(Part of a data file)
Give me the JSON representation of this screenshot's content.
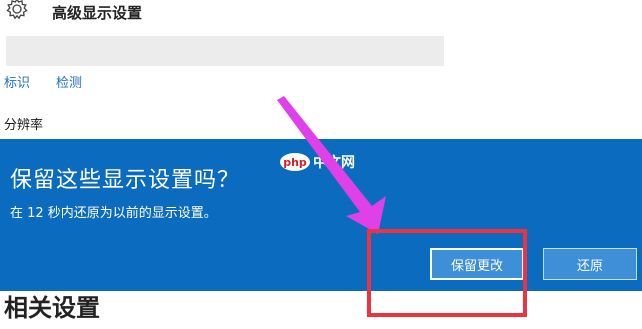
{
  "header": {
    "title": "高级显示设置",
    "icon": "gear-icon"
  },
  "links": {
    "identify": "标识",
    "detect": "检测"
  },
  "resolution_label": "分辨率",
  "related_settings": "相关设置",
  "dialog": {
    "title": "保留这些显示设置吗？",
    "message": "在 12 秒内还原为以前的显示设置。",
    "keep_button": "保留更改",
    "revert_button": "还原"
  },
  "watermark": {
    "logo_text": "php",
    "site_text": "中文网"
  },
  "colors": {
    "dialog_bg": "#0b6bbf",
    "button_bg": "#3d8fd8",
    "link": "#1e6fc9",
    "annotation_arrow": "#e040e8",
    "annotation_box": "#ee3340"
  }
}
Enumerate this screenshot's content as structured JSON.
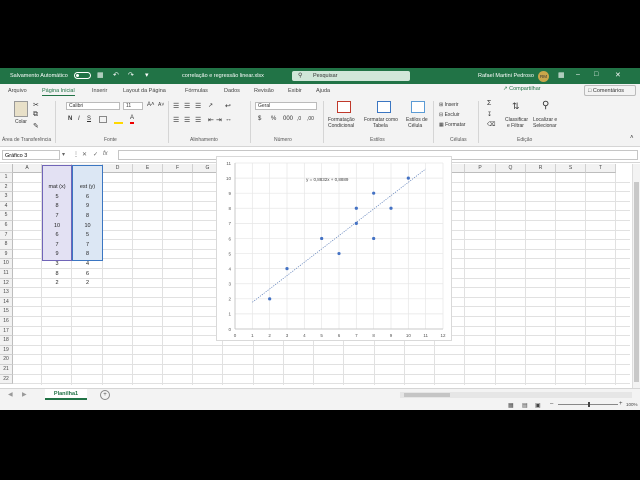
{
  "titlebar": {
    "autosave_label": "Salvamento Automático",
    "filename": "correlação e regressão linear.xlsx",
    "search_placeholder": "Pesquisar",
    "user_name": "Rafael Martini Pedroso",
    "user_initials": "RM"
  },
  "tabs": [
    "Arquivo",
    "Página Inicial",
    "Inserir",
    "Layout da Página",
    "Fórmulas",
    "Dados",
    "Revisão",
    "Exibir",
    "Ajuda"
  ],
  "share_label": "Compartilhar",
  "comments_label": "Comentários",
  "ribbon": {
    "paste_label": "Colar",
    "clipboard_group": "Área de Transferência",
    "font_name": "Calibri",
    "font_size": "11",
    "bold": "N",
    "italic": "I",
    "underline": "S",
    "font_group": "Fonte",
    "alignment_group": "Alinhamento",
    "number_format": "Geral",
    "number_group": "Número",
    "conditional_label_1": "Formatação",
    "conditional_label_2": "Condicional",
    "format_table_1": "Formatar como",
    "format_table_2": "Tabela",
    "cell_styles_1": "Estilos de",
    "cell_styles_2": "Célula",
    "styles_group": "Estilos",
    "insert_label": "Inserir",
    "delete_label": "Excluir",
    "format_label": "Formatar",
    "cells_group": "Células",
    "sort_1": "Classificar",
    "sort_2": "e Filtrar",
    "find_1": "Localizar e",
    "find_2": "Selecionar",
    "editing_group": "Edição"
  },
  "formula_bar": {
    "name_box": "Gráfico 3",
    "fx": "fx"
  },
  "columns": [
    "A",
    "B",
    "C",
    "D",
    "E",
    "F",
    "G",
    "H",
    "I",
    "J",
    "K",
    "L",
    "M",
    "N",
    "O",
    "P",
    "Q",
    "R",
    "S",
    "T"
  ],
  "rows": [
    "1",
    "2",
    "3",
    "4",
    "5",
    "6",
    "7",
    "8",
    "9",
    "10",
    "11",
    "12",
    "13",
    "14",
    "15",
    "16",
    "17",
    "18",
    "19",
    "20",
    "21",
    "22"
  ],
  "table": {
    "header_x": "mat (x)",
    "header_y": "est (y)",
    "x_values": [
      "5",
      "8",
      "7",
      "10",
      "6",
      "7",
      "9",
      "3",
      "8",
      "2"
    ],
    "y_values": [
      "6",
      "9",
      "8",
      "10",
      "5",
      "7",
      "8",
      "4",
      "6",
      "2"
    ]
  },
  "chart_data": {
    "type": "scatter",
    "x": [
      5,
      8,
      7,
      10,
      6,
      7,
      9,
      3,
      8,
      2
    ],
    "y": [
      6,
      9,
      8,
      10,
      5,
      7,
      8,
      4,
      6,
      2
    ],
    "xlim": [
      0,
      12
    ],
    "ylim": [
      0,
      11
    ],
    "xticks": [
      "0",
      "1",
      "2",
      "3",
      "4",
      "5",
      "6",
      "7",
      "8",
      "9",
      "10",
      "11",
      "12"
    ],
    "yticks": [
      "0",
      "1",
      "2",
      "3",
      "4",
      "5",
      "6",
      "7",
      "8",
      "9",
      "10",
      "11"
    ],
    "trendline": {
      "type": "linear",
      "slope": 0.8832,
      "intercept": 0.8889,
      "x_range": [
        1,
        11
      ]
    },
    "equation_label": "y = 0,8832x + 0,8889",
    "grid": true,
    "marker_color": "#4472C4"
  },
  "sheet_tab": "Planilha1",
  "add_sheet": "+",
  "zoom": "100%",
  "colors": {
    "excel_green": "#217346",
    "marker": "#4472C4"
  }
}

Short problem:
In the entries above, find every line holding the word "JSON" and copy it out.

Output of the exercise:
Give me the JSON representation of this screenshot's content.
Enumerate this screenshot's content as structured JSON.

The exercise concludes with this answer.